● Instructions to follow
Your task is to copy the listing exactly. Drop any pictures from the copy.

START

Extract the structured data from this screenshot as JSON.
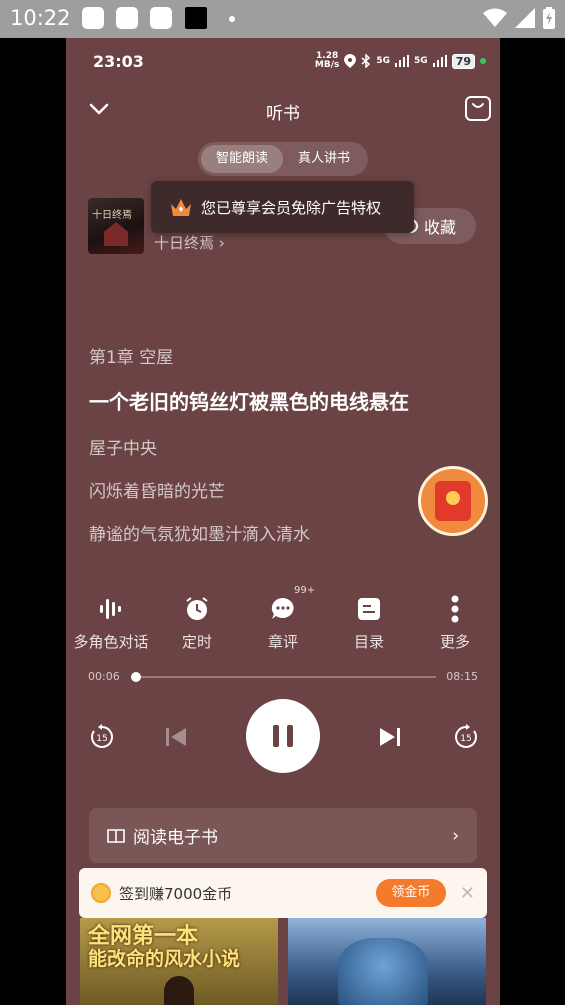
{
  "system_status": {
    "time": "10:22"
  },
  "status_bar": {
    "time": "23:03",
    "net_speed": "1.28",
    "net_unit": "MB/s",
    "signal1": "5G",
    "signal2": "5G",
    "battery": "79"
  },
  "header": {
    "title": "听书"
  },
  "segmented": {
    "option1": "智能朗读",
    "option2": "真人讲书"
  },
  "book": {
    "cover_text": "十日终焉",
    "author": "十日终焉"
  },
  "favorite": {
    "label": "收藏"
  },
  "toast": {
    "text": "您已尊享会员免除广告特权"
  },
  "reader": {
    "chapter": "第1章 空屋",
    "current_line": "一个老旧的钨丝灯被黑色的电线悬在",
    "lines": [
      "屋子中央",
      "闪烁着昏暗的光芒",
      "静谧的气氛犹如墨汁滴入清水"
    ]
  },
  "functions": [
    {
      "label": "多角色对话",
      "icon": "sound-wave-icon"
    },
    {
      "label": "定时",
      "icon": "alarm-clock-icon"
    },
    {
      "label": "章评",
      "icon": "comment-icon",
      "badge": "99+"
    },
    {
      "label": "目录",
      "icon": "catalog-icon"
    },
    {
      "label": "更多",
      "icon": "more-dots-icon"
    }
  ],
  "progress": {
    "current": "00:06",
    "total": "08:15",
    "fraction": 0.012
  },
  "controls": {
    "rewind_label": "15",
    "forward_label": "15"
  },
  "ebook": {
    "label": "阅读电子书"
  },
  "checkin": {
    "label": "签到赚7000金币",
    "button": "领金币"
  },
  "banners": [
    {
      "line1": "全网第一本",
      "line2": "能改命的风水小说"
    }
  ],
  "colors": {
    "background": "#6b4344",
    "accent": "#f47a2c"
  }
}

END

● Output
Extract the structured data from this screenshot as JSON.
{
  "system_status": {
    "time": "10:22"
  },
  "status_bar": {
    "time": "23:03",
    "net_speed": "1.28",
    "net_unit": "MB/s",
    "signal1": "5G",
    "signal2": "5G",
    "battery": "79"
  },
  "header": {
    "title": "听书"
  },
  "segmented": {
    "option1": "智能朗读",
    "option2": "真人讲书"
  },
  "book": {
    "cover_text": "十日终焉",
    "author": "十日终焉"
  },
  "favorite": {
    "label": "收藏"
  },
  "toast": {
    "text": "您已尊享会员免除广告特权"
  },
  "reader": {
    "chapter": "第1章 空屋",
    "current_line": "一个老旧的钨丝灯被黑色的电线悬在",
    "lines": [
      "屋子中央",
      "闪烁着昏暗的光芒",
      "静谧的气氛犹如墨汁滴入清水"
    ]
  },
  "functions": [
    {
      "label": "多角色对话",
      "icon": "sound-wave-icon"
    },
    {
      "label": "定时",
      "icon": "alarm-clock-icon"
    },
    {
      "label": "章评",
      "icon": "comment-icon",
      "badge": "99+"
    },
    {
      "label": "目录",
      "icon": "catalog-icon"
    },
    {
      "label": "更多",
      "icon": "more-dots-icon"
    }
  ],
  "progress": {
    "current": "00:06",
    "total": "08:15",
    "fraction": 0.012
  },
  "controls": {
    "rewind_label": "15",
    "forward_label": "15"
  },
  "ebook": {
    "label": "阅读电子书"
  },
  "checkin": {
    "label": "签到赚7000金币",
    "button": "领金币"
  },
  "banners": [
    {
      "line1": "全网第一本",
      "line2": "能改命的风水小说"
    }
  ],
  "colors": {
    "background": "#6b4344",
    "accent": "#f47a2c"
  }
}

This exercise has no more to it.